──────── DATA SECTION ────────
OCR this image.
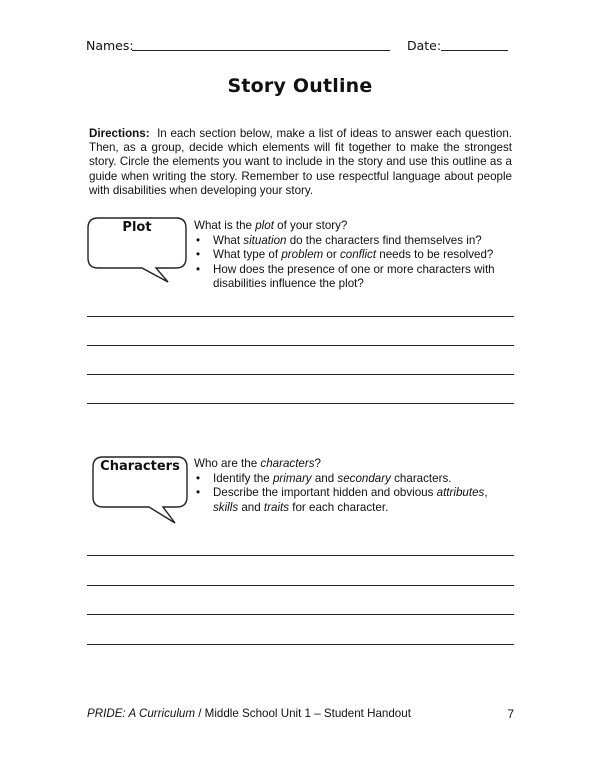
Names:	Date:
Story Outline
Directions: In each section below, make a list of ideas to answer each question. Then, as a group, decide which elements will fit together to make the strongest story. Circle the elements you want to include in the story and use this outline as a guide when writing the story. Remember to use respectful language about people with disabilities when developing your story.
Plot	What is the plot of your story?
• What situation do the characters find themselves in?
• What type of problem or conflict needs to be resolved?
• How does the presence of one or more characters with disabilities influence the plot?
Characters	Who are the characters?
• Identify the primary and secondary characters.
• Describe the important hidden and obvious attributes, skills and traits for each character.
PRIDE: A Curriculum / Middle School Unit 1 – Student Handout	7
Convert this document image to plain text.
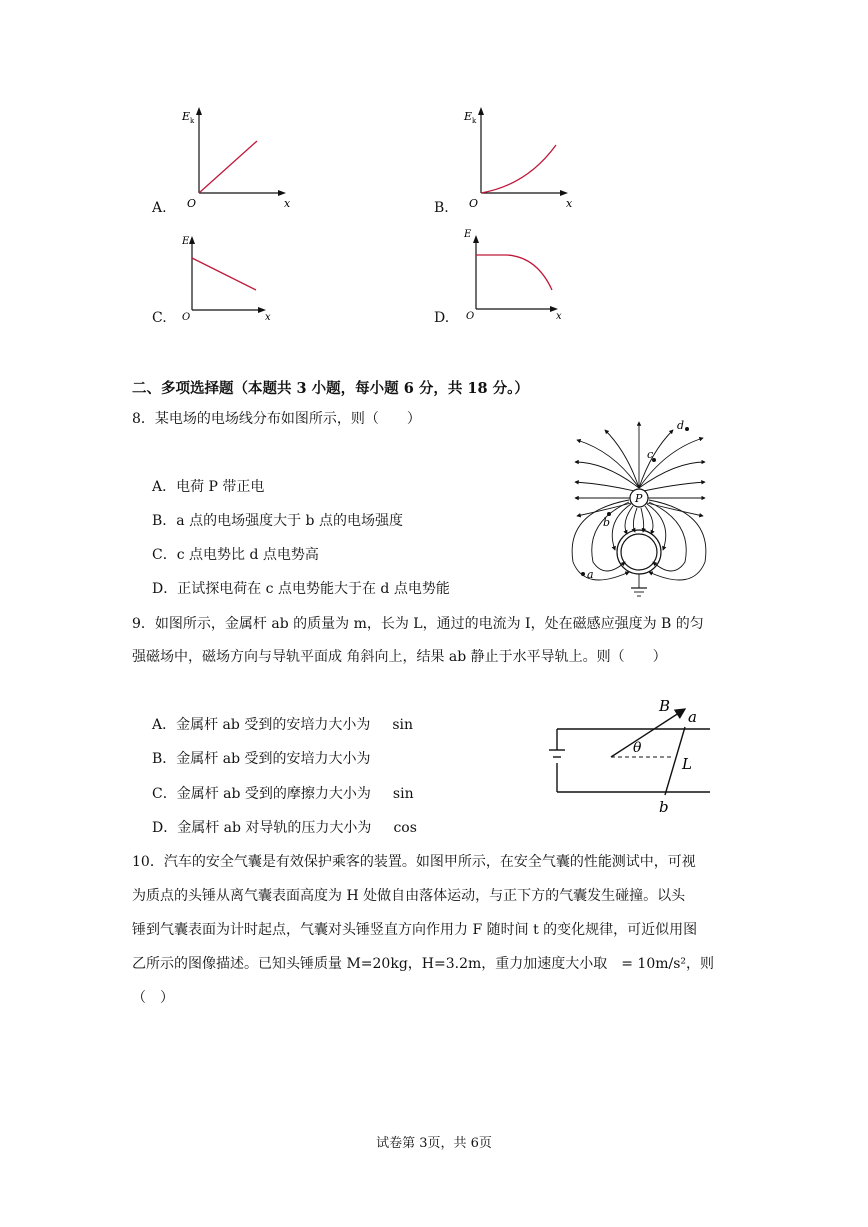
A.
E k
O	x	B.
E k
O	x
C.
E
O	x	D.
E
O	x
二、多项选择题（本题共 3 小题，每小题 6 分，共 18 分。）
8．某电场的电场线分布如图所示，则（　　）
A．电荷 P 带正电
B．a 点的电场强度大于 b 点的电场强度
C．c 点电势比 d 点电势高
D．正试探电荷在 c 点电势能大于在 d 点电势能
P
a
b
c
d
9．如图所示，金属杆 ab 的质量为 m，长为 L，通过的电流为 I，处在磁感应强度为 B 的匀
强磁场中，磁场方向与导轨平面成 角斜向上，结果 ab 静止于水平导轨上。则（　　）
A．金属杆 ab 受到的安培力大小为 sin
B．金属杆 ab 受到的安培力大小为
C．金属杆 ab 受到的摩擦力大小为 sin
D．金属杆 ab 对导轨的压力大小为 cos
B
a
b
θ
L
10．汽车的安全气囊是有效保护乘客的装置。如图甲所示，在安全气囊的性能测试中，可视
为质点的头锤从离气囊表面高度为 H 处做自由落体运动，与正下方的气囊发生碰撞。以头
锤到气囊表面为计时起点，气囊对头锤竖直方向作用力 F 随时间 t 的变化规律，可近似用图
乙所示的图像描述。已知头锤质量 M=20kg，H=3.2m，重力加速度大小取　= 10m/s²，则
（　）
试卷第 3页，共 6页
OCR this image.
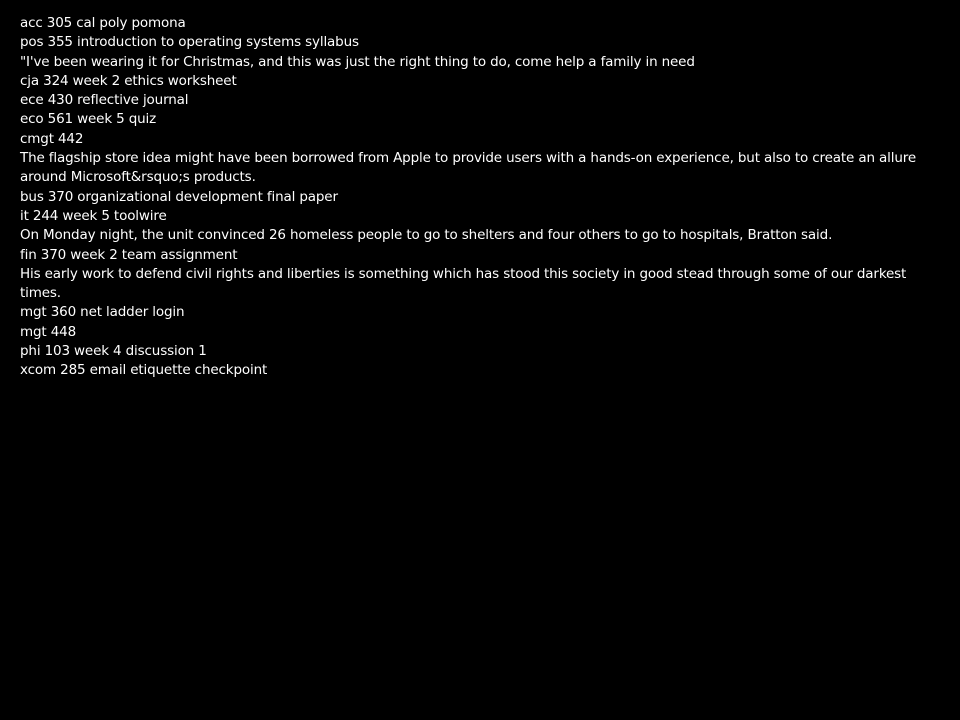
acc 305 cal poly pomona
pos 355 introduction to operating systems syllabus
"I've been wearing it for Christmas, and this was just the right thing to do, come help a family in need
cja 324 week 2 ethics worksheet
ece 430 reflective journal
eco 561 week 5 quiz
cmgt 442
The flagship store idea might have been borrowed from Apple to provide users with a hands-on experience, but also to create an allure around Microsoft&rsquo;s products.
bus 370 organizational development final paper
it 244 week 5 toolwire
On Monday night, the unit convinced 26 homeless people to go to shelters and four others to go to hospitals, Bratton said.
fin 370 week 2 team assignment
His early work to defend civil rights and liberties is something which has stood this society in good stead through some of our darkest times.
mgt 360 net ladder login
mgt 448
phi 103 week 4 discussion 1
xcom 285 email etiquette checkpoint
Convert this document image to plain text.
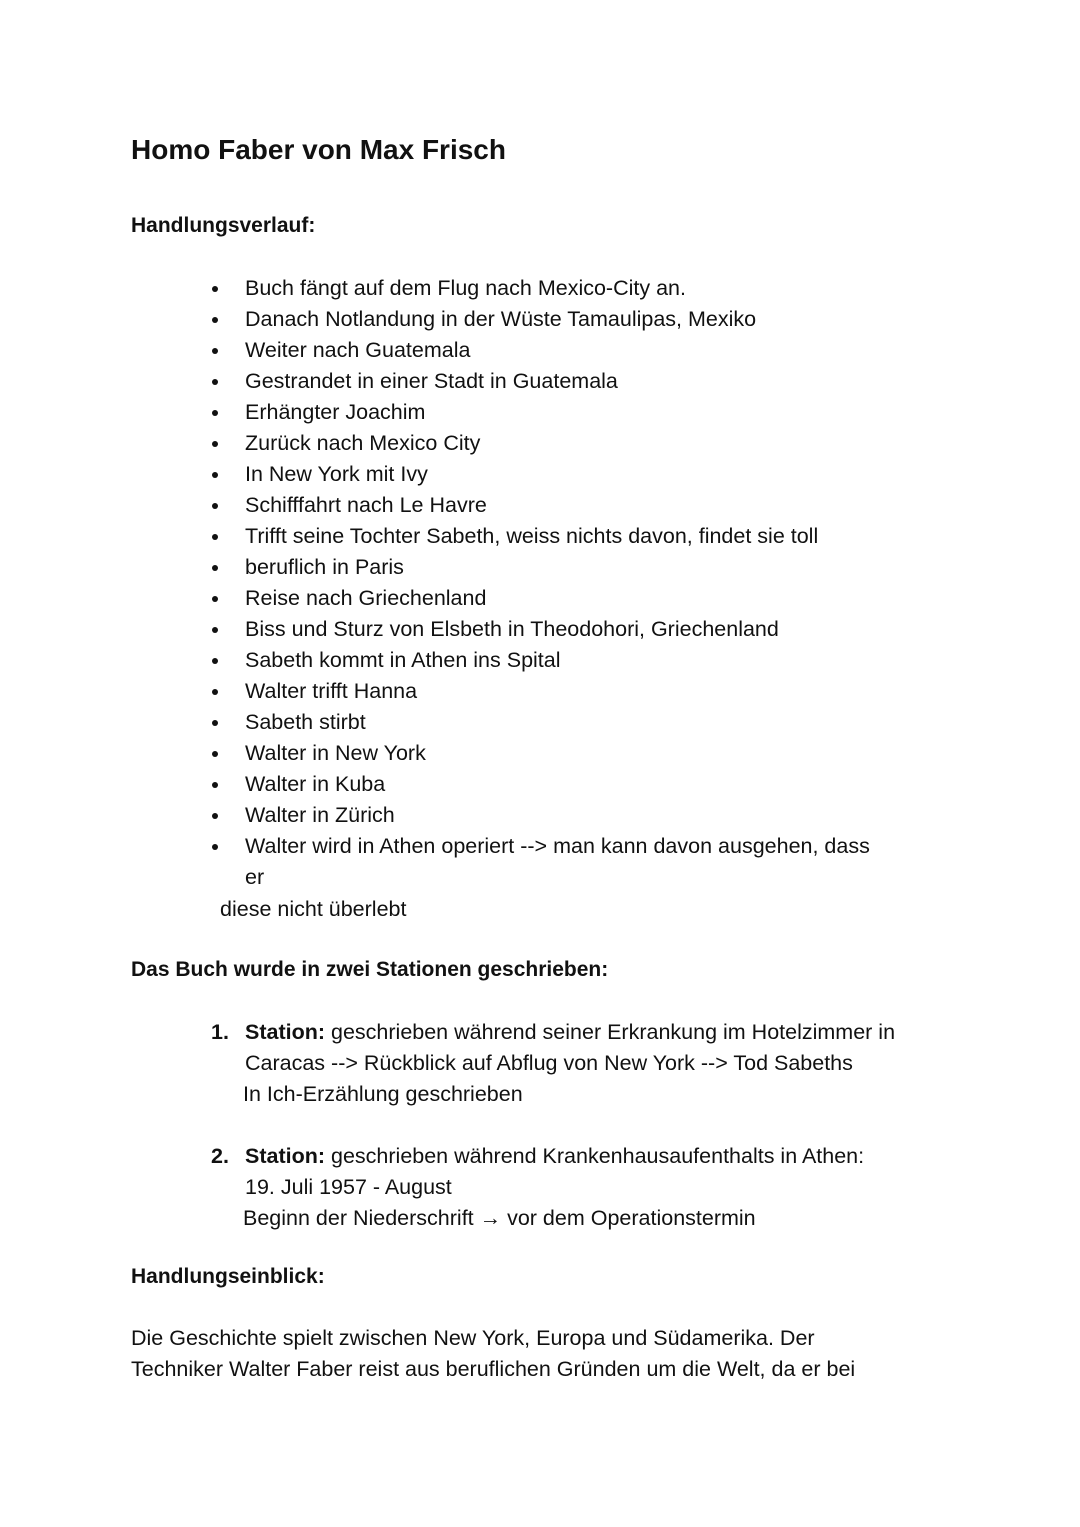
Homo Faber von Max Frisch
Handlungsverlauf:
Buch fängt auf dem Flug nach Mexico-City an.
Danach Notlandung in der Wüste Tamaulipas, Mexiko
Weiter nach Guatemala
Gestrandet in einer Stadt in Guatemala
Erhängter Joachim
Zurück nach Mexico City
In New York mit Ivy
Schifffahrt nach Le Havre
Trifft seine Tochter Sabeth, weiss nichts davon, findet sie toll
beruflich in Paris
Reise nach Griechenland
Biss und Sturz von Elsbeth in Theodohori, Griechenland
Sabeth kommt in Athen ins Spital
Walter trifft Hanna
Sabeth stirbt
Walter in New York
Walter in Kuba
Walter in Zürich
Walter wird in Athen operiert --> man kann davon ausgehen, dass
er
diese nicht überlebt
Das Buch wurde in zwei Stationen geschrieben:
1. Station: geschrieben während seiner Erkrankung im Hotelzimmer in
Caracas --> Rückblick auf Abflug von New York --> Tod Sabeths
In Ich-Erzählung geschrieben
2. Station: geschrieben während Krankenhausaufenthalts in Athen:
19. Juli 1957 - August
Beginn der Niederschrift → vor dem Operationstermin
Handlungseinblick:

Die Geschichte spielt zwischen New York, Europa und Südamerika. Der
Techniker Walter Faber reist aus beruflichen Gründen um die Welt, da er bei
────────
REQUIREMENTS: Output the data above without changes, apart from leaving out the pictures.

FULL ANSWER:
OCR this image.
Names:	Date:
Story Outline
Directions: In each section below, make a list of ideas to answer each question. Then, as a group, decide which elements will fit together to make the strongest story. Circle the elements you want to include in the story and use this outline as a guide when writing the story. Remember to use respectful language about people with disabilities when developing your story.
Plot	What is the plot of your story?
• What situation do the characters find themselves in?
• What type of problem or conflict needs to be resolved?
• How does the presence of one or more characters with disabilities influence the plot?
Characters	Who are the characters?
• Identify the primary and secondary characters.
• Describe the important hidden and obvious attributes, skills and traits for each character.
PRIDE: A Curriculum / Middle School Unit 1 – Student Handout	7
Convert this document image to plain text.
A.
E k
O	x	B.
E k
O	x
C.
E
O	x	D.
E
O	x
二、多项选择题（本题共 3 小题，每小题 6 分，共 18 分。）
8．某电场的电场线分布如图所示，则（　　）
A．电荷 P 带正电
B．a 点的电场强度大于 b 点的电场强度
C．c 点电势比 d 点电势高
D．正试探电荷在 c 点电势能大于在 d 点电势能
P
a
b
c
d
9．如图所示，金属杆 ab 的质量为 m，长为 L，通过的电流为 I，处在磁感应强度为 B 的匀
强磁场中，磁场方向与导轨平面成 角斜向上，结果 ab 静止于水平导轨上。则（　　）
A．金属杆 ab 受到的安培力大小为 sin
B．金属杆 ab 受到的安培力大小为
C．金属杆 ab 受到的摩擦力大小为 sin
D．金属杆 ab 对导轨的压力大小为 cos
B
a
b
θ
L
10．汽车的安全气囊是有效保护乘客的装置。如图甲所示，在安全气囊的性能测试中，可视
为质点的头锤从离气囊表面高度为 H 处做自由落体运动，与正下方的气囊发生碰撞。以头
锤到气囊表面为计时起点，气囊对头锤竖直方向作用力 F 随时间 t 的变化规律，可近似用图
乙所示的图像描述。已知头锤质量 M=20kg，H=3.2m，重力加速度大小取　= 10m/s²，则
（　）
试卷第 3页，共 6页
OCR this image.
acc 305 cal poly pomona
pos 355 introduction to operating systems syllabus
"I've been wearing it for Christmas, and this was just the right thing to do, come help a family in need
cja 324 week 2 ethics worksheet
ece 430 reflective journal
eco 561 week 5 quiz
cmgt 442
The flagship store idea might have been borrowed from Apple to provide users with a hands-on experience, but also to create an allure around Microsoft&rsquo;s products.
bus 370 organizational development final paper
it 244 week 5 toolwire
On Monday night, the unit convinced 26 homeless people to go to shelters and four others to go to hospitals, Bratton said.
fin 370 week 2 team assignment
His early work to defend civil rights and liberties is something which has stood this society in good stead through some of our darkest times.
mgt 360 net ladder login
mgt 448
phi 103 week 4 discussion 1
xcom 285 email etiquette checkpoint
Convert this document image to plain text.
Homo Faber von Max Frisch
Handlungsverlauf:
Buch fängt auf dem Flug nach Mexico-City an.
Danach Notlandung in der Wüste Tamaulipas, Mexiko
Weiter nach Guatemala
Gestrandet in einer Stadt in Guatemala
Erhängter Joachim
Zurück nach Mexico City
In New York mit Ivy
Schifffahrt nach Le Havre
Trifft seine Tochter Sabeth, weiss nichts davon, findet sie toll
beruflich in Paris
Reise nach Griechenland
Biss und Sturz von Elsbeth in Theodohori, Griechenland
Sabeth kommt in Athen ins Spital
Walter trifft Hanna
Sabeth stirbt
Walter in New York
Walter in Kuba
Walter in Zürich
Walter wird in Athen operiert --> man kann davon ausgehen, dass
er
diese nicht überlebt
Das Buch wurde in zwei Stationen geschrieben:
1. Station: geschrieben während seiner Erkrankung im Hotelzimmer in
Caracas --> Rückblick auf Abflug von New York --> Tod Sabeths
In Ich-Erzählung geschrieben
2. Station: geschrieben während Krankenhausaufenthalts in Athen:
19. Juli 1957 - August
Beginn der Niederschrift → vor dem Operationstermin
Handlungseinblick:

Die Geschichte spielt zwischen New York, Europa und Südamerika. Der
Techniker Walter Faber reist aus beruflichen Gründen um die Welt, da er bei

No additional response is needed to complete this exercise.